> [Task goal] Set out every line of the records below as a numbered list, dropping any blank lines.

Listings of elements and regions:

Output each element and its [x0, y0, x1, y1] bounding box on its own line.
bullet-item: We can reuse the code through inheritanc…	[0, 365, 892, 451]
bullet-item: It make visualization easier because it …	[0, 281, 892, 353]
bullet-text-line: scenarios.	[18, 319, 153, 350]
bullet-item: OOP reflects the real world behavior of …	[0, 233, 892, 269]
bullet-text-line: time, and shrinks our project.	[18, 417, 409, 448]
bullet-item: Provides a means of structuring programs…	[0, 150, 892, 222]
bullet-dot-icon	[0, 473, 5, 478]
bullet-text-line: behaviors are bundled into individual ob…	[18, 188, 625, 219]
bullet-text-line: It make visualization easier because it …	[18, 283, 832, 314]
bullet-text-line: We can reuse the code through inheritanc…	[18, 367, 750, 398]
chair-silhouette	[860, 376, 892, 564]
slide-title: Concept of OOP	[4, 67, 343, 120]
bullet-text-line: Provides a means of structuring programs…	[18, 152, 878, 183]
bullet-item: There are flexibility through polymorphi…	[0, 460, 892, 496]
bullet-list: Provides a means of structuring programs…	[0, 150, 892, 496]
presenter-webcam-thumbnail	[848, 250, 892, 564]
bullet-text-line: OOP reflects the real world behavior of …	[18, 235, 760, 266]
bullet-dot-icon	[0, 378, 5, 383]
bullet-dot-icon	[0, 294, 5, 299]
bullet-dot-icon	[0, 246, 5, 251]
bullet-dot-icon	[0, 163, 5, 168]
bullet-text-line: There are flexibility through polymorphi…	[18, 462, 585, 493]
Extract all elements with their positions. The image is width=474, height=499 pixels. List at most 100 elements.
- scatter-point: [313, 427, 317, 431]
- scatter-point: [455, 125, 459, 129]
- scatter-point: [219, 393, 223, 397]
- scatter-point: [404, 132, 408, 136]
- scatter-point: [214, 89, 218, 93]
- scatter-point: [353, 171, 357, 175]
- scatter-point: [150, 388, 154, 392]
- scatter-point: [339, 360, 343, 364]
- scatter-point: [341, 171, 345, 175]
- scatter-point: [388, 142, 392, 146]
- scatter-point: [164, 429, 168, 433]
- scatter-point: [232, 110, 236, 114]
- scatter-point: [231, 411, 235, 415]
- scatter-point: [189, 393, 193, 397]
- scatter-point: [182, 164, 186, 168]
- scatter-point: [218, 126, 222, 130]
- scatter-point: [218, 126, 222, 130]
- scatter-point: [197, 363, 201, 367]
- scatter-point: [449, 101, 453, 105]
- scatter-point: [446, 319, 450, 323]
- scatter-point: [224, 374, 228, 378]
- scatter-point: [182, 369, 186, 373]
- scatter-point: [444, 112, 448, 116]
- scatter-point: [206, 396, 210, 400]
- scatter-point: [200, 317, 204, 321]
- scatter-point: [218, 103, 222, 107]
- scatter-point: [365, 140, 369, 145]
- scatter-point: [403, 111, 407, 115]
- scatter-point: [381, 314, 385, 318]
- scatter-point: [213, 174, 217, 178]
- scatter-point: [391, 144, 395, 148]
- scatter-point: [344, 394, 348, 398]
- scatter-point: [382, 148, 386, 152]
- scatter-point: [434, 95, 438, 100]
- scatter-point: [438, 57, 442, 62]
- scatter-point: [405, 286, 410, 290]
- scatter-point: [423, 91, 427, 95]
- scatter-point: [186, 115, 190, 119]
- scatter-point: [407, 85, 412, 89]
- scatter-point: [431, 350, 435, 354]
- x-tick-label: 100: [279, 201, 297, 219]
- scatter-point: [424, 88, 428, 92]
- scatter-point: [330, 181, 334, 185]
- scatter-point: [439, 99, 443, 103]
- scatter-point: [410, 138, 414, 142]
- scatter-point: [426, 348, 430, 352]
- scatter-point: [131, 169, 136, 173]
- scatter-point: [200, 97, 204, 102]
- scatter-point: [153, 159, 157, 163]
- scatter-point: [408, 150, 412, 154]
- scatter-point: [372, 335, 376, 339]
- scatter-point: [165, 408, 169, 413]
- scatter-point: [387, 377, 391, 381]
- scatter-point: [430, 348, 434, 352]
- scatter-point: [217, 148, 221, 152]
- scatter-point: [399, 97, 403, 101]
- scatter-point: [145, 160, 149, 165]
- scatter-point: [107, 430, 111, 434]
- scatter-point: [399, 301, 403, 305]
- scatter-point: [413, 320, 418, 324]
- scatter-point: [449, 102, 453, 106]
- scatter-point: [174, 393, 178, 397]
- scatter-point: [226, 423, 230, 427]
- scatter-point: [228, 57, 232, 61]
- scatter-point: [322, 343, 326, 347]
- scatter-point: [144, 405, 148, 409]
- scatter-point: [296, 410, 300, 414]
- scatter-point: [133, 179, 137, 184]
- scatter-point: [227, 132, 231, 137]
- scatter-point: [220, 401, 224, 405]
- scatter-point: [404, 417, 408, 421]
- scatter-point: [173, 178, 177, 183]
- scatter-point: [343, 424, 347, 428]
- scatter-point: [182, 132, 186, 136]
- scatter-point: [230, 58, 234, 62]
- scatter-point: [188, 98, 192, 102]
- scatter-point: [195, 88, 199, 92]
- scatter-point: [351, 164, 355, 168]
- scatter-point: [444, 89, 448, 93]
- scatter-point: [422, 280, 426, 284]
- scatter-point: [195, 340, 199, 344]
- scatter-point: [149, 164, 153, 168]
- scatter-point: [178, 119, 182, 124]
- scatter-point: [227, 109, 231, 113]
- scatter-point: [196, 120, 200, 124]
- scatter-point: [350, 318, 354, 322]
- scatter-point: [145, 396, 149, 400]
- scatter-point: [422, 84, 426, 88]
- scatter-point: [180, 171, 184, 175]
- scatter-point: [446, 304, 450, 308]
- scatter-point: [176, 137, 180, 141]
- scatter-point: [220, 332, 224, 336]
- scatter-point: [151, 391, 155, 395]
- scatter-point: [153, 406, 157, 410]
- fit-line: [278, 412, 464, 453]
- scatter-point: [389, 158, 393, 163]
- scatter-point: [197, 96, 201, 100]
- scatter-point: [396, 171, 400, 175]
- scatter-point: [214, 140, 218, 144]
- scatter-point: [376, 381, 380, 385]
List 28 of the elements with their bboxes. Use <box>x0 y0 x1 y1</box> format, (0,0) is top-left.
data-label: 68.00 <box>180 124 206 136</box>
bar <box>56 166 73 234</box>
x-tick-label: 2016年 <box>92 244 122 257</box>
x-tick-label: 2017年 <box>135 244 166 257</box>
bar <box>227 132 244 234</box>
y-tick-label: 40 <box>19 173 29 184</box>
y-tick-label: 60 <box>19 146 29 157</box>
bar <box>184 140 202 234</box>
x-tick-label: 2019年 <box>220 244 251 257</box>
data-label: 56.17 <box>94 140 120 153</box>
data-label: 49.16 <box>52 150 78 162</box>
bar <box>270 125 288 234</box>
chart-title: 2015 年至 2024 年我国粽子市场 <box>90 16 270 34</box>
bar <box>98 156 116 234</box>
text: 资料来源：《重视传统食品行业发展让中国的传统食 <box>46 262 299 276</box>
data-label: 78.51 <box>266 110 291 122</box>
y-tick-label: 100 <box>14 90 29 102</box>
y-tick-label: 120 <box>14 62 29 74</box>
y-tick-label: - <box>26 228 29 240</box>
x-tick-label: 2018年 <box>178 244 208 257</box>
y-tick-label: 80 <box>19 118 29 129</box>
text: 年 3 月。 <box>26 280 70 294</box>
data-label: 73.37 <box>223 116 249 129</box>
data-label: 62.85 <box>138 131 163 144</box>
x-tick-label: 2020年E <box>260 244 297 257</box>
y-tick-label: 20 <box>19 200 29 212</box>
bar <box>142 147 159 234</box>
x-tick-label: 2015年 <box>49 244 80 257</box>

> [Expected answer]
1. Output each element and its [x0, y0, x1, y1] bounding box on its own line.
2. bullet-item: We can reuse the code through inheritanc…	[0, 365, 892, 451]
3. bullet-item: It make visualization easier because it …	[0, 281, 892, 353]
4. bullet-text-line: scenarios.	[18, 319, 153, 350]
5. bullet-item: OOP reflects the real world behavior of …	[0, 233, 892, 269]
6. bullet-text-line: time, and shrinks our project.	[18, 417, 409, 448]
7. bullet-item: Provides a means of structuring programs…	[0, 150, 892, 222]
8. bullet-dot-icon	[0, 473, 5, 478]
9. bullet-text-line: behaviors are bundled into individual ob…	[18, 188, 625, 219]
10. bullet-text-line: It make visualization easier because it …	[18, 283, 832, 314]
11. bullet-text-line: We can reuse the code through inheritanc…	[18, 367, 750, 398]
12. chair-silhouette	[860, 376, 892, 564]
13. slide-title: Concept of OOP	[4, 67, 343, 120]
14. bullet-text-line: Provides a means of structuring programs…	[18, 152, 878, 183]
15. bullet-item: There are flexibility through polymorphi…	[0, 460, 892, 496]
16. bullet-list: Provides a means of structuring programs…	[0, 150, 892, 496]
17. presenter-webcam-thumbnail	[848, 250, 892, 564]
18. bullet-text-line: OOP reflects the real world behavior of …	[18, 235, 760, 266]
19. bullet-dot-icon	[0, 378, 5, 383]
20. bullet-dot-icon	[0, 294, 5, 299]
21. bullet-dot-icon	[0, 246, 5, 251]
22. bullet-dot-icon	[0, 163, 5, 168]
23. bullet-text-line: There are flexibility through polymorphi…	[18, 462, 585, 493]
24. Extract all elements with their positions. The image is width=474, height=499 pixels. List at most 100 elements.
25. - scatter-point: [313, 427, 317, 431]
26. - scatter-point: [455, 125, 459, 129]
27. - scatter-point: [219, 393, 223, 397]
28. - scatter-point: [404, 132, 408, 136]
29. - scatter-point: [214, 89, 218, 93]
30. - scatter-point: [353, 171, 357, 175]
31. - scatter-point: [150, 388, 154, 392]
32. - scatter-point: [339, 360, 343, 364]
33. - scatter-point: [341, 171, 345, 175]
34. - scatter-point: [388, 142, 392, 146]
35. - scatter-point: [164, 429, 168, 433]
36. - scatter-point: [232, 110, 236, 114]
37. - scatter-point: [231, 411, 235, 415]
38. - scatter-point: [189, 393, 193, 397]
39. - scatter-point: [182, 164, 186, 168]
40. - scatter-point: [218, 126, 222, 130]
41. - scatter-point: [218, 126, 222, 130]
42. - scatter-point: [197, 363, 201, 367]
43. - scatter-point: [449, 101, 453, 105]
44. - scatter-point: [446, 319, 450, 323]
45. - scatter-point: [224, 374, 228, 378]
46. - scatter-point: [182, 369, 186, 373]
47. - scatter-point: [444, 112, 448, 116]
48. - scatter-point: [206, 396, 210, 400]
49. - scatter-point: [200, 317, 204, 321]
50. - scatter-point: [218, 103, 222, 107]
51. - scatter-point: [365, 140, 369, 145]
52. - scatter-point: [403, 111, 407, 115]
53. - scatter-point: [381, 314, 385, 318]
54. - scatter-point: [213, 174, 217, 178]
55. - scatter-point: [391, 144, 395, 148]
56. - scatter-point: [344, 394, 348, 398]
57. - scatter-point: [382, 148, 386, 152]
58. - scatter-point: [434, 95, 438, 100]
59. - scatter-point: [438, 57, 442, 62]
60. - scatter-point: [405, 286, 410, 290]
61. - scatter-point: [423, 91, 427, 95]
62. - scatter-point: [186, 115, 190, 119]
63. - scatter-point: [407, 85, 412, 89]
64. - scatter-point: [431, 350, 435, 354]
65. - x-tick-label: 100: [279, 201, 297, 219]
66. - scatter-point: [424, 88, 428, 92]
67. - scatter-point: [330, 181, 334, 185]
68. - scatter-point: [439, 99, 443, 103]
69. - scatter-point: [410, 138, 414, 142]
70. - scatter-point: [426, 348, 430, 352]
71. - scatter-point: [131, 169, 136, 173]
72. - scatter-point: [200, 97, 204, 102]
73. - scatter-point: [153, 159, 157, 163]
74. - scatter-point: [408, 150, 412, 154]
75. - scatter-point: [372, 335, 376, 339]
76. - scatter-point: [165, 408, 169, 413]
77. - scatter-point: [387, 377, 391, 381]
78. - scatter-point: [430, 348, 434, 352]
79. - scatter-point: [217, 148, 221, 152]
80. - scatter-point: [399, 97, 403, 101]
81. - scatter-point: [145, 160, 149, 165]
82. - scatter-point: [107, 430, 111, 434]
83. - scatter-point: [399, 301, 403, 305]
84. - scatter-point: [413, 320, 418, 324]
85. - scatter-point: [449, 102, 453, 106]
86. - scatter-point: [174, 393, 178, 397]
87. - scatter-point: [226, 423, 230, 427]
88. - scatter-point: [228, 57, 232, 61]
89. - scatter-point: [322, 343, 326, 347]
90. - scatter-point: [144, 405, 148, 409]
91. - scatter-point: [296, 410, 300, 414]
92. - scatter-point: [133, 179, 137, 184]
93. - scatter-point: [227, 132, 231, 137]
94. - scatter-point: [220, 401, 224, 405]
95. - scatter-point: [404, 417, 408, 421]
96. - scatter-point: [173, 178, 177, 183]
97. - scatter-point: [343, 424, 347, 428]
98. - scatter-point: [182, 132, 186, 136]
99. - scatter-point: [230, 58, 234, 62]
100. - scatter-point: [188, 98, 192, 102]
101. - scatter-point: [195, 88, 199, 92]
102. - scatter-point: [351, 164, 355, 168]
103. - scatter-point: [444, 89, 448, 93]
104. - scatter-point: [422, 280, 426, 284]
105. - scatter-point: [195, 340, 199, 344]
106. - scatter-point: [149, 164, 153, 168]
107. - scatter-point: [178, 119, 182, 124]
108. - scatter-point: [227, 109, 231, 113]
109. - scatter-point: [196, 120, 200, 124]
110. - scatter-point: [350, 318, 354, 322]
111. - scatter-point: [145, 396, 149, 400]
112. - scatter-point: [422, 84, 426, 88]
113. - scatter-point: [180, 171, 184, 175]
114. - scatter-point: [446, 304, 450, 308]
115. - scatter-point: [176, 137, 180, 141]
116. - scatter-point: [220, 332, 224, 336]
117. - scatter-point: [151, 391, 155, 395]
118. - scatter-point: [153, 406, 157, 410]
119. - fit-line: [278, 412, 464, 453]
120. - scatter-point: [389, 158, 393, 163]
121. - scatter-point: [197, 96, 201, 100]
122. - scatter-point: [396, 171, 400, 175]
123. - scatter-point: [214, 140, 218, 144]
124. - scatter-point: [376, 381, 380, 385]
125. List 28 of the elements with their bboxes. Use <box>x0 y0 x1 y1</box> format, (0,0) is top-left.
126. data-label: 68.00 <box>180 124 206 136</box>
127. bar <box>56 166 73 234</box>
128. x-tick-label: 2016年 <box>92 244 122 257</box>
129. x-tick-label: 2017年 <box>135 244 166 257</box>
130. bar <box>227 132 244 234</box>
131. y-tick-label: 40 <box>19 173 29 184</box>
132. y-tick-label: 60 <box>19 146 29 157</box>
133. bar <box>184 140 202 234</box>
134. x-tick-label: 2019年 <box>220 244 251 257</box>
135. data-label: 56.17 <box>94 140 120 153</box>
136. data-label: 49.16 <box>52 150 78 162</box>
137. bar <box>270 125 288 234</box>
138. chart-title: 2015 年至 2024 年我国粽子市场 <box>90 16 270 34</box>
139. bar <box>98 156 116 234</box>
140. text: 资料来源：《重视传统食品行业发展让中国的传统食 <box>46 262 299 276</box>
141. data-label: 78.51 <box>266 110 291 122</box>
142. y-tick-label: 100 <box>14 90 29 102</box>
143. y-tick-label: 120 <box>14 62 29 74</box>
144. y-tick-label: - <box>26 228 29 240</box>
145. x-tick-label: 2018年 <box>178 244 208 257</box>
146. y-tick-label: 80 <box>19 118 29 129</box>
147. text: 年 3 月。 <box>26 280 70 294</box>
148. data-label: 73.37 <box>223 116 249 129</box>
149. data-label: 62.85 <box>138 131 163 144</box>
150. x-tick-label: 2020年E <box>260 244 297 257</box>
151. y-tick-label: 20 <box>19 200 29 212</box>
152. bar <box>142 147 159 234</box>
153. x-tick-label: 2015年 <box>49 244 80 257</box>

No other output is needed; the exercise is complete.